> Requirement
All entries should be output exactly as they stand.

%%

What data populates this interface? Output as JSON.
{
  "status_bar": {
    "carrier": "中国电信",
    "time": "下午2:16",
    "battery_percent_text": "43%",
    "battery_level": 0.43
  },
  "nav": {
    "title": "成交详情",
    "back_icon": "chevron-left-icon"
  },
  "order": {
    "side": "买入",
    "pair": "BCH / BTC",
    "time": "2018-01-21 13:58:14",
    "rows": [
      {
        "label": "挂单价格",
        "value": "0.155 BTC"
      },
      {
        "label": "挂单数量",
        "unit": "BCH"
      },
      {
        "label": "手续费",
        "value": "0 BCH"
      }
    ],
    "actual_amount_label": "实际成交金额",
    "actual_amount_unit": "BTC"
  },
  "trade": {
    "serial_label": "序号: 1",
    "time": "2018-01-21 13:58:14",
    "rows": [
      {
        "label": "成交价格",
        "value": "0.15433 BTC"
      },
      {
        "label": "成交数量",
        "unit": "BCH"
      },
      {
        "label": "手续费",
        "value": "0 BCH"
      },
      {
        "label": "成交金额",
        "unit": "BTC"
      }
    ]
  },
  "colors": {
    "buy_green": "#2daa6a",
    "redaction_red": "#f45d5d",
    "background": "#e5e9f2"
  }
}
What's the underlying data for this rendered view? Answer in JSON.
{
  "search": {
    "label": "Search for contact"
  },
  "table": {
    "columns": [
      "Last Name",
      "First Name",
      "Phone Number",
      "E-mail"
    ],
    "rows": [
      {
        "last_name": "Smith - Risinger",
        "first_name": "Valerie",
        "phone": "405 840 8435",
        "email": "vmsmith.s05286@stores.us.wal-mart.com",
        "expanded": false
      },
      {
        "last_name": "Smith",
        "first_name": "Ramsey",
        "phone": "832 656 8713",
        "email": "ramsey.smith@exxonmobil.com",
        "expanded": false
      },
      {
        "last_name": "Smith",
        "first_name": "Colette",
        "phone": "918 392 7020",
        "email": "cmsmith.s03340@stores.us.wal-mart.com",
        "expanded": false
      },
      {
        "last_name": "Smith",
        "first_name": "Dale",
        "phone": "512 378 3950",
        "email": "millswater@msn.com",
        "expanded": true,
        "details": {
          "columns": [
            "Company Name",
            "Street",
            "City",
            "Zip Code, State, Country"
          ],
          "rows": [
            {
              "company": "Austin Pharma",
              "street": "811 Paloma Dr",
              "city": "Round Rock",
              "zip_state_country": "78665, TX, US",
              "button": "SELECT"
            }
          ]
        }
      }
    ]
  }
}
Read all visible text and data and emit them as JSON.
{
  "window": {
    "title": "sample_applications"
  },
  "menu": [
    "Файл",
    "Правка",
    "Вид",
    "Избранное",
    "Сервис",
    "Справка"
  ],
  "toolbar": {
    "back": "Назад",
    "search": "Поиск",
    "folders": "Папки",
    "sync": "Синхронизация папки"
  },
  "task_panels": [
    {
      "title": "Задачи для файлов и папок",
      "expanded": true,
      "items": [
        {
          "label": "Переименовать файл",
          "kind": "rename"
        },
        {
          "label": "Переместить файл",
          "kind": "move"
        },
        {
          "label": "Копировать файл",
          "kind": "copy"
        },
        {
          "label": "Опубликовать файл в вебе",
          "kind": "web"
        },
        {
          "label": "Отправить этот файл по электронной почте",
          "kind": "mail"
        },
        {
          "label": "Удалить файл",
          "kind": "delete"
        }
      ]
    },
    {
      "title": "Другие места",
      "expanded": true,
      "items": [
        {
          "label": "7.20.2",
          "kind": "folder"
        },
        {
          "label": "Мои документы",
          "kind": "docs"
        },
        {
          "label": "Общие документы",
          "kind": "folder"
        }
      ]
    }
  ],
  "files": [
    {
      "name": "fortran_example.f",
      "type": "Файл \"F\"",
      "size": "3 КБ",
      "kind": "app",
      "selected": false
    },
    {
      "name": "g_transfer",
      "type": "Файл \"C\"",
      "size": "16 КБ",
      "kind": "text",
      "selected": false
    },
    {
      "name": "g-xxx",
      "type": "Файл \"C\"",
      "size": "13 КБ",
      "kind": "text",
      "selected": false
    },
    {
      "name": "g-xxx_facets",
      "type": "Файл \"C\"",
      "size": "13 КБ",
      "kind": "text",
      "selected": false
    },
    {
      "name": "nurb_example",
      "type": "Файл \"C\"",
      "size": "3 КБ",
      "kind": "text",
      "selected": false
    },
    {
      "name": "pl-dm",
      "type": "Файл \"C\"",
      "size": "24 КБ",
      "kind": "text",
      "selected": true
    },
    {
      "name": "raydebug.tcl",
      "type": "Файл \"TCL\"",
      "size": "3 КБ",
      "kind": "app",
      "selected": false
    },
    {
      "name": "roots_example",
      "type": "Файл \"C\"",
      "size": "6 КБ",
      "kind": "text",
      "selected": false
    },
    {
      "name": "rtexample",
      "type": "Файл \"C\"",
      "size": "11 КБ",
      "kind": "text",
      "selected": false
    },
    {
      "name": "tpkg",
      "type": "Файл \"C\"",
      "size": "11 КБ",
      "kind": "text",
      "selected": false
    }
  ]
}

%%

> Exercise result
What data populates this interface? Output as JSON.
{
  "status_bar": {
    "carrier": "中国电信",
    "time": "下午2:16",
    "battery_percent_text": "43%",
    "battery_level": 0.43
  },
  "nav": {
    "title": "成交详情",
    "back_icon": "chevron-left-icon"
  },
  "order": {
    "side": "买入",
    "pair": "BCH / BTC",
    "time": "2018-01-21 13:58:14",
    "rows": [
      {
        "label": "挂单价格",
        "value": "0.155 BTC"
      },
      {
        "label": "挂单数量",
        "unit": "BCH"
      },
      {
        "label": "手续费",
        "value": "0 BCH"
      }
    ],
    "actual_amount_label": "实际成交金额",
    "actual_amount_unit": "BTC"
  },
  "trade": {
    "serial_label": "序号: 1",
    "time": "2018-01-21 13:58:14",
    "rows": [
      {
        "label": "成交价格",
        "value": "0.15433 BTC"
      },
      {
        "label": "成交数量",
        "unit": "BCH"
      },
      {
        "label": "手续费",
        "value": "0 BCH"
      },
      {
        "label": "成交金额",
        "unit": "BTC"
      }
    ]
  },
  "colors": {
    "buy_green": "#2daa6a",
    "redaction_red": "#f45d5d",
    "background": "#e5e9f2"
  }
}
What's the underlying data for this rendered view? Answer in JSON.
{
  "search": {
    "label": "Search for contact"
  },
  "table": {
    "columns": [
      "Last Name",
      "First Name",
      "Phone Number",
      "E-mail"
    ],
    "rows": [
      {
        "last_name": "Smith - Risinger",
        "first_name": "Valerie",
        "phone": "405 840 8435",
        "email": "vmsmith.s05286@stores.us.wal-mart.com",
        "expanded": false
      },
      {
        "last_name": "Smith",
        "first_name": "Ramsey",
        "phone": "832 656 8713",
        "email": "ramsey.smith@exxonmobil.com",
        "expanded": false
      },
      {
        "last_name": "Smith",
        "first_name": "Colette",
        "phone": "918 392 7020",
        "email": "cmsmith.s03340@stores.us.wal-mart.com",
        "expanded": false
      },
      {
        "last_name": "Smith",
        "first_name": "Dale",
        "phone": "512 378 3950",
        "email": "millswater@msn.com",
        "expanded": true,
        "details": {
          "columns": [
            "Company Name",
            "Street",
            "City",
            "Zip Code, State, Country"
          ],
          "rows": [
            {
              "company": "Austin Pharma",
              "street": "811 Paloma Dr",
              "city": "Round Rock",
              "zip_state_country": "78665, TX, US",
              "button": "SELECT"
            }
          ]
        }
      }
    ]
  }
}
Read all visible text and data and emit them as JSON.
{
  "window": {
    "title": "sample_applications"
  },
  "menu": [
    "Файл",
    "Правка",
    "Вид",
    "Избранное",
    "Сервис",
    "Справка"
  ],
  "toolbar": {
    "back": "Назад",
    "search": "Поиск",
    "folders": "Папки",
    "sync": "Синхронизация папки"
  },
  "task_panels": [
    {
      "title": "Задачи для файлов и папок",
      "expanded": true,
      "items": [
        {
          "label": "Переименовать файл",
          "kind": "rename"
        },
        {
          "label": "Переместить файл",
          "kind": "move"
        },
        {
          "label": "Копировать файл",
          "kind": "copy"
        },
        {
          "label": "Опубликовать файл в вебе",
          "kind": "web"
        },
        {
          "label": "Отправить этот файл по электронной почте",
          "kind": "mail"
        },
        {
          "label": "Удалить файл",
          "kind": "delete"
        }
      ]
    },
    {
      "title": "Другие места",
      "expanded": true,
      "items": [
        {
          "label": "7.20.2",
          "kind": "folder"
        },
        {
          "label": "Мои документы",
          "kind": "docs"
        },
        {
          "label": "Общие документы",
          "kind": "folder"
        }
      ]
    }
  ],
  "files": [
    {
      "name": "fortran_example.f",
      "type": "Файл \"F\"",
      "size": "3 КБ",
      "kind": "app",
      "selected": false
    },
    {
      "name": "g_transfer",
      "type": "Файл \"C\"",
      "size": "16 КБ",
      "kind": "text",
      "selected": false
    },
    {
      "name": "g-xxx",
      "type": "Файл \"C\"",
      "size": "13 КБ",
      "kind": "text",
      "selected": false
    },
    {
      "name": "g-xxx_facets",
      "type": "Файл \"C\"",
      "size": "13 КБ",
      "kind": "text",
      "selected": false
    },
    {
      "name": "nurb_example",
      "type": "Файл \"C\"",
      "size": "3 КБ",
      "kind": "text",
      "selected": false
    },
    {
      "name": "pl-dm",
      "type": "Файл \"C\"",
      "size": "24 КБ",
      "kind": "text",
      "selected": true
    },
    {
      "name": "raydebug.tcl",
      "type": "Файл \"TCL\"",
      "size": "3 КБ",
      "kind": "app",
      "selected": false
    },
    {
      "name": "roots_example",
      "type": "Файл \"C\"",
      "size": "6 КБ",
      "kind": "text",
      "selected": false
    },
    {
      "name": "rtexample",
      "type": "Файл \"C\"",
      "size": "11 КБ",
      "kind": "text",
      "selected": false
    },
    {
      "name": "tpkg",
      "type": "Файл \"C\"",
      "size": "11 КБ",
      "kind": "text",
      "selected": false
    }
  ]
}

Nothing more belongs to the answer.